- _Aim_:
Copy the lines below verbatim, leaving out any pictures.

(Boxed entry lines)

_ _ _ _ _

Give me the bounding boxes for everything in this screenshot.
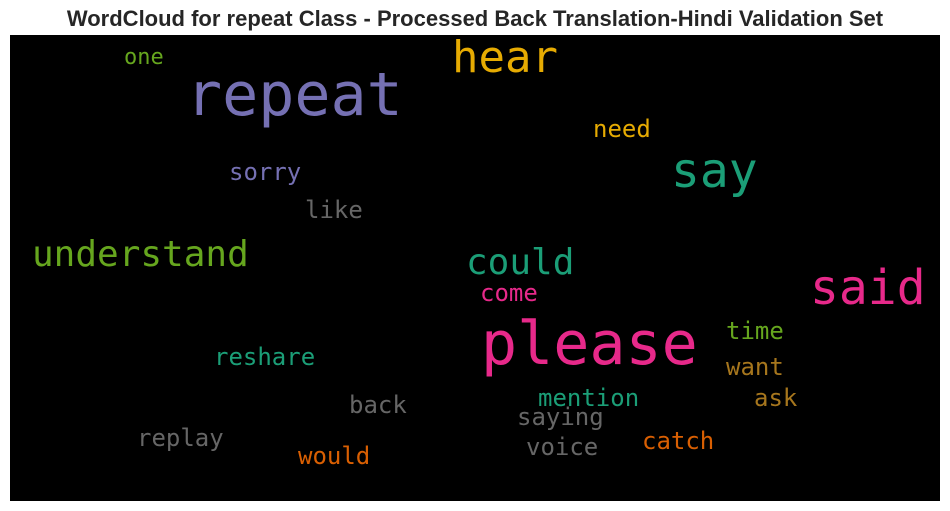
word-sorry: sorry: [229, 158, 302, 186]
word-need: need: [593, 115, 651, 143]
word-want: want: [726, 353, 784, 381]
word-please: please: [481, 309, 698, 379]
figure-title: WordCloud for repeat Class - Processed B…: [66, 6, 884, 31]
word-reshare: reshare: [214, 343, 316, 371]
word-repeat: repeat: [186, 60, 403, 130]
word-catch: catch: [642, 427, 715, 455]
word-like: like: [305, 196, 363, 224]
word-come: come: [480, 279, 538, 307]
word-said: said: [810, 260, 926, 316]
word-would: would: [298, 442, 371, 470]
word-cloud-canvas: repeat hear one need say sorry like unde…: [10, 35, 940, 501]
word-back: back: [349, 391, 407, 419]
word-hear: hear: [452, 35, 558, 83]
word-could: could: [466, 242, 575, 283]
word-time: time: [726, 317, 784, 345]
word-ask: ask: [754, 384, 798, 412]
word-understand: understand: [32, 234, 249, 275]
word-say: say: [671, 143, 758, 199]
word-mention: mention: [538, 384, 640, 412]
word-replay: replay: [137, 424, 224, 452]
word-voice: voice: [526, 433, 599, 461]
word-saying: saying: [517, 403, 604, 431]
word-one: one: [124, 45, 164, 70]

_ _ _ _ _

- _Full solution_:
Give me the bounding boxes for everything in this screenshot.
word-sorry: sorry: [229, 158, 302, 186]
word-need: need: [593, 115, 651, 143]
word-want: want: [726, 353, 784, 381]
word-please: please: [481, 309, 698, 379]
figure-title: WordCloud for repeat Class - Processed B…: [66, 6, 884, 31]
word-reshare: reshare: [214, 343, 316, 371]
word-repeat: repeat: [186, 60, 403, 130]
word-catch: catch: [642, 427, 715, 455]
word-like: like: [305, 196, 363, 224]
word-come: come: [480, 279, 538, 307]
word-said: said: [810, 260, 926, 316]
word-would: would: [298, 442, 371, 470]
word-cloud-canvas: repeat hear one need say sorry like unde…: [10, 35, 940, 501]
word-back: back: [349, 391, 407, 419]
word-hear: hear: [452, 35, 558, 83]
word-could: could: [466, 242, 575, 283]
word-time: time: [726, 317, 784, 345]
word-ask: ask: [754, 384, 798, 412]
word-understand: understand: [32, 234, 249, 275]
word-say: say: [671, 143, 758, 199]
word-mention: mention: [538, 384, 640, 412]
word-replay: replay: [137, 424, 224, 452]
word-voice: voice: [526, 433, 599, 461]
word-saying: saying: [517, 403, 604, 431]
word-one: one: [124, 45, 164, 70]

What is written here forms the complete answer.